• [GOAL OF THE EXERCISE] Pull out every line with the word "such".
** BEGIN SUPPLIED MATERIAL **
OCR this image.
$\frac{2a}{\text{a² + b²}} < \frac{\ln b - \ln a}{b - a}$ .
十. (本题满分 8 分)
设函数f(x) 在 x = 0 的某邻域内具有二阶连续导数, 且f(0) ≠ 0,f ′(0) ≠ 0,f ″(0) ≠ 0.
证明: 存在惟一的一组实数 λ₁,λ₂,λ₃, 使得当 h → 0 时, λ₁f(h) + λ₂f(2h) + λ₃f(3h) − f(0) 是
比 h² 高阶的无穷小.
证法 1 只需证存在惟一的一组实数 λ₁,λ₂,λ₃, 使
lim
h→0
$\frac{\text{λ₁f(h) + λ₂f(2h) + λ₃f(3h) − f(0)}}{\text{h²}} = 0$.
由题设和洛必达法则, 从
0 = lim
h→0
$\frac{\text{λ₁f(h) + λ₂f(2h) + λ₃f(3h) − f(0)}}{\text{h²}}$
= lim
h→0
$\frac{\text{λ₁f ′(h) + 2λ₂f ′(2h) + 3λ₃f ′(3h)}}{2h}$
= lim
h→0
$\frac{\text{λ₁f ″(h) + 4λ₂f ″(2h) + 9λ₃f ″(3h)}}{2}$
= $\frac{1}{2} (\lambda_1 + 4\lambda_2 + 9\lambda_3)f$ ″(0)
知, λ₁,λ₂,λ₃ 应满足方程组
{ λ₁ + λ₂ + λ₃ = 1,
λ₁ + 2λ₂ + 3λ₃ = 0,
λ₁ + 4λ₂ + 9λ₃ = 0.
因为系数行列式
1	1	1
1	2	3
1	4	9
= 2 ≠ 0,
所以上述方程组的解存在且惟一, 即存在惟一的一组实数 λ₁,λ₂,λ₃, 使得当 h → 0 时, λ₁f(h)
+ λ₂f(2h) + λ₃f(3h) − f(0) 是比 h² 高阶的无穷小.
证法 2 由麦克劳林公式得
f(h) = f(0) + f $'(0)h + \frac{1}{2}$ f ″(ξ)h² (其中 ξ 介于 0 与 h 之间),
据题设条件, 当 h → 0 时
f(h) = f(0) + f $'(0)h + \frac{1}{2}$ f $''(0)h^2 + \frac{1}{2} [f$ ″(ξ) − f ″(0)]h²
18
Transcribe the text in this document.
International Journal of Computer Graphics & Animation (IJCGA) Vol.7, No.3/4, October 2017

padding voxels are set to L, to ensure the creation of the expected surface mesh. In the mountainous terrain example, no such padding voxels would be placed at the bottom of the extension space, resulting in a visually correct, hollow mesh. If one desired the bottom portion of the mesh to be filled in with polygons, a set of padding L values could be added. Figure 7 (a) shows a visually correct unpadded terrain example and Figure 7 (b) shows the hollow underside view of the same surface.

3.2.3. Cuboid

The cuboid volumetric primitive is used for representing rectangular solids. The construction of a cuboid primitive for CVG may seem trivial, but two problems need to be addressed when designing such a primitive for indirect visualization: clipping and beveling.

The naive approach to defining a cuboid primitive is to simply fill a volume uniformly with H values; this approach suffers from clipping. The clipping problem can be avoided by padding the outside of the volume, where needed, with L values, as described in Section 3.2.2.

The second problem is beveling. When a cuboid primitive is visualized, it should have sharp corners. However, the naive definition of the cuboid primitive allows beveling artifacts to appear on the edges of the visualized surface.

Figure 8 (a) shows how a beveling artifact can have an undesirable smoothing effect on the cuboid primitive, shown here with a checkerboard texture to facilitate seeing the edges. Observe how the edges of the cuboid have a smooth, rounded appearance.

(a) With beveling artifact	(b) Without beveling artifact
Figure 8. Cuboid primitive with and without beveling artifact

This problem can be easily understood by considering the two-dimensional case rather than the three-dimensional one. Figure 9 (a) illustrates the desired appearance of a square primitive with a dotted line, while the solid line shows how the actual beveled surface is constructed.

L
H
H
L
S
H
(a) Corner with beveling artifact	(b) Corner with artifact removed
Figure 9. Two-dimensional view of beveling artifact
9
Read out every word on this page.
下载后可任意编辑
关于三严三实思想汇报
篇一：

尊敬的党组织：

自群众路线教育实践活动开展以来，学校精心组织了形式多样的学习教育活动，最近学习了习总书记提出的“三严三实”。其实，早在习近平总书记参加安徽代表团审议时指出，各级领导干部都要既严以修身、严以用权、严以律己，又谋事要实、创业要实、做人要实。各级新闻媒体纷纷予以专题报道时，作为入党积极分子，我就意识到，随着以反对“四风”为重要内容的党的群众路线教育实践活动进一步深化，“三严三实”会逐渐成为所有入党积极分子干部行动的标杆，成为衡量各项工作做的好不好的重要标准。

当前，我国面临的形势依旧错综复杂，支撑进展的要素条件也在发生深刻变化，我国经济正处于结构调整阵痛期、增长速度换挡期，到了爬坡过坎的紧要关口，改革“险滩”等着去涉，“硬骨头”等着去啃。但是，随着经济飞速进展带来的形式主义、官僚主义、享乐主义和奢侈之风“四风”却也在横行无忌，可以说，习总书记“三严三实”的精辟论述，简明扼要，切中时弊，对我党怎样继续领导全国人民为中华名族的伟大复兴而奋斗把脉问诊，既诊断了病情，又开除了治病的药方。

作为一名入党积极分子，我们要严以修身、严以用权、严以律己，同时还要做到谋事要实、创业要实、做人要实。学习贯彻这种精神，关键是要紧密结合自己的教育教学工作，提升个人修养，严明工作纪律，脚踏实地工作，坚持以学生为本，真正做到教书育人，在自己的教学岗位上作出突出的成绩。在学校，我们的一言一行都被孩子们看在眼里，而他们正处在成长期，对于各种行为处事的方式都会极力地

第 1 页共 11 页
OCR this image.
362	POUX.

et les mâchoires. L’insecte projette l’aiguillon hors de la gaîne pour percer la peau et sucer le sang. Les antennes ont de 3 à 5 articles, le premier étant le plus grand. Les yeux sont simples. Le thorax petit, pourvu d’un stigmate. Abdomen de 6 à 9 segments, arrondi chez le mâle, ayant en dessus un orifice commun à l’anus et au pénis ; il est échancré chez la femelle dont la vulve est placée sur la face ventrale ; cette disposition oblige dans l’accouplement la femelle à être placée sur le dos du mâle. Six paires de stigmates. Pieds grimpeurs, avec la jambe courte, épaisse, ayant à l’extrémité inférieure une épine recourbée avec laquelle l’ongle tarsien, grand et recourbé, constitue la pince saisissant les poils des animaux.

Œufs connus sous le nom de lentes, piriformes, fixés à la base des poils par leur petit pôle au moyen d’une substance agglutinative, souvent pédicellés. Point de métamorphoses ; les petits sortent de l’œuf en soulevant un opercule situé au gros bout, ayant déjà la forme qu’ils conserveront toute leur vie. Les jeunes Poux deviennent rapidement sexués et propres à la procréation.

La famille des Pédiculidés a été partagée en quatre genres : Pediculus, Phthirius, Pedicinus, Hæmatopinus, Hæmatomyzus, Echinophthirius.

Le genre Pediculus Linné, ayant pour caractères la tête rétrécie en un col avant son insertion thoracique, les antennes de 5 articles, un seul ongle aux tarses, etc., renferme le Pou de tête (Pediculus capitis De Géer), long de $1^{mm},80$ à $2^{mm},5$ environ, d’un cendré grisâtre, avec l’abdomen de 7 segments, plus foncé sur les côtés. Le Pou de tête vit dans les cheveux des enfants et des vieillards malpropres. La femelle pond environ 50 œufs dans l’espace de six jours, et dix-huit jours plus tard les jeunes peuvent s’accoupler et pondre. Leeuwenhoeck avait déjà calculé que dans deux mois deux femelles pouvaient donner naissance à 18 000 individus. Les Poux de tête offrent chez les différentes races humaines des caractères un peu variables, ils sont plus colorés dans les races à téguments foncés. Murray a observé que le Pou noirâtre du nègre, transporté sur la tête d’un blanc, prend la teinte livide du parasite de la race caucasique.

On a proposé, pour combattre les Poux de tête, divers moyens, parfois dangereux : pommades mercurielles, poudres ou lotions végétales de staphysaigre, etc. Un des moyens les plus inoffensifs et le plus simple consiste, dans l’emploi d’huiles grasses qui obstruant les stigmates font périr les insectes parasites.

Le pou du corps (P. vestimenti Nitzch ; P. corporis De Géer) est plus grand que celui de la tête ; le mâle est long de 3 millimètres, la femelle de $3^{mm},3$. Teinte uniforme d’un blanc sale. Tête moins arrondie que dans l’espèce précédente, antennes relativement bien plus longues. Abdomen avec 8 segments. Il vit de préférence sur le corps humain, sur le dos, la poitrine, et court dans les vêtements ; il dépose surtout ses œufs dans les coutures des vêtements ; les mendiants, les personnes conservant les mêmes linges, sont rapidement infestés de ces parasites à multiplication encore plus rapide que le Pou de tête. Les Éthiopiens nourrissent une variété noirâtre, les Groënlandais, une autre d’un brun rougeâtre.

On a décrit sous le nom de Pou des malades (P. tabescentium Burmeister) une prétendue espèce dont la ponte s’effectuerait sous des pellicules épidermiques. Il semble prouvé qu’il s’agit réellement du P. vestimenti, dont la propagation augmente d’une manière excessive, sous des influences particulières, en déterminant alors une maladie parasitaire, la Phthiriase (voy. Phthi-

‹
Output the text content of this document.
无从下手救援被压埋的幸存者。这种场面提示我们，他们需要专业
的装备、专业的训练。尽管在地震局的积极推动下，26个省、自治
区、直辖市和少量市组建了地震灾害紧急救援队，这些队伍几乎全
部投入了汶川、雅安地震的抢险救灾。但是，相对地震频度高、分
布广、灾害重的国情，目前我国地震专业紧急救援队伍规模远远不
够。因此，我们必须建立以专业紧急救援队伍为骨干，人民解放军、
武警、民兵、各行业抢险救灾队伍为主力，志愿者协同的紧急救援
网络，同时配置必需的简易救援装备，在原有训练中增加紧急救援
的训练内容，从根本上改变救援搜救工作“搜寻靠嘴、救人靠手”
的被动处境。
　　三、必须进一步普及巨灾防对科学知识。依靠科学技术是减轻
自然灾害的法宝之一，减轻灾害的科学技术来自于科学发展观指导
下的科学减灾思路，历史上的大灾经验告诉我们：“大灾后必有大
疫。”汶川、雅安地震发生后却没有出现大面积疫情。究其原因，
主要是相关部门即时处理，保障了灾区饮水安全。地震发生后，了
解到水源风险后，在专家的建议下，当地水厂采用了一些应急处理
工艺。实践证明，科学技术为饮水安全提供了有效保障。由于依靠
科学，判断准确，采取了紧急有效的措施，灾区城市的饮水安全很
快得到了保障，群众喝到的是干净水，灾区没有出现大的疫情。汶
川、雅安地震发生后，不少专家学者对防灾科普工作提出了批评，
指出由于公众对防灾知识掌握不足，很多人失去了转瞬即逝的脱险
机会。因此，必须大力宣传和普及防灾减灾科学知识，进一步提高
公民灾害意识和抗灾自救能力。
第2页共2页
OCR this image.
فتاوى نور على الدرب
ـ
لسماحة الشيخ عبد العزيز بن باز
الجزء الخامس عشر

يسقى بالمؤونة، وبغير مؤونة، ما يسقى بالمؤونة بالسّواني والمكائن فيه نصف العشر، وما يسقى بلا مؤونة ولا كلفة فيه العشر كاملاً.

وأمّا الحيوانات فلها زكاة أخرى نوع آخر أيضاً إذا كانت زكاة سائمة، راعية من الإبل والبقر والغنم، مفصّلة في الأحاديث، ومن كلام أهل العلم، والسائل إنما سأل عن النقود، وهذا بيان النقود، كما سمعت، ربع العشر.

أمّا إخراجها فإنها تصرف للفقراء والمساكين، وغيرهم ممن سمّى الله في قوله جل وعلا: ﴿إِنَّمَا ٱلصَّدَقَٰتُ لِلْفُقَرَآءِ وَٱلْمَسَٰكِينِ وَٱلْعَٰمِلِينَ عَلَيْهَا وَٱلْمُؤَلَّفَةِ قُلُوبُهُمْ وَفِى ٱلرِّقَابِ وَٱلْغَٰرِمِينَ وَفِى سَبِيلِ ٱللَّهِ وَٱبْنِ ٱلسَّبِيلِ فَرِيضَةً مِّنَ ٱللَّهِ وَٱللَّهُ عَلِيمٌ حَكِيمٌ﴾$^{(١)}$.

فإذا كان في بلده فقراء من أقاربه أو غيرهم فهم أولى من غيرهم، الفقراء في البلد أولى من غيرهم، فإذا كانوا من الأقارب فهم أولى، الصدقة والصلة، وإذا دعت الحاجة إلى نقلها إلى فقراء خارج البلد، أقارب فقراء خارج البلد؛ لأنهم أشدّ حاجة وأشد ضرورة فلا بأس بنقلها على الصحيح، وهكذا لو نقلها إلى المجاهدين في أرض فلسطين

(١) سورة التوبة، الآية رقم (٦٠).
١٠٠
** END SUPPLIED MATERIAL **
• [FULL SOLUTION]
padding voxels are set to L, to ensure the creation of the expected surface mesh. In the mountainous terrain example, no such padding voxels would be placed at the bottom of the extension space, resulting in a visually correct, hollow mesh. If one desired the bottom portion of the mesh to be filled in with polygons, a set of padding L values could be added. Figure 7 (a) shows a visually correct unpadded terrain example and Figure 7 (b) shows the hollow underside view of the same surface.
The cuboid volumetric primitive is used for representing rectangular solids. The construction of a cuboid primitive for CVG may seem trivial, but two problems need to be addressed when designing such a primitive for indirect visualization: clipping and beveling.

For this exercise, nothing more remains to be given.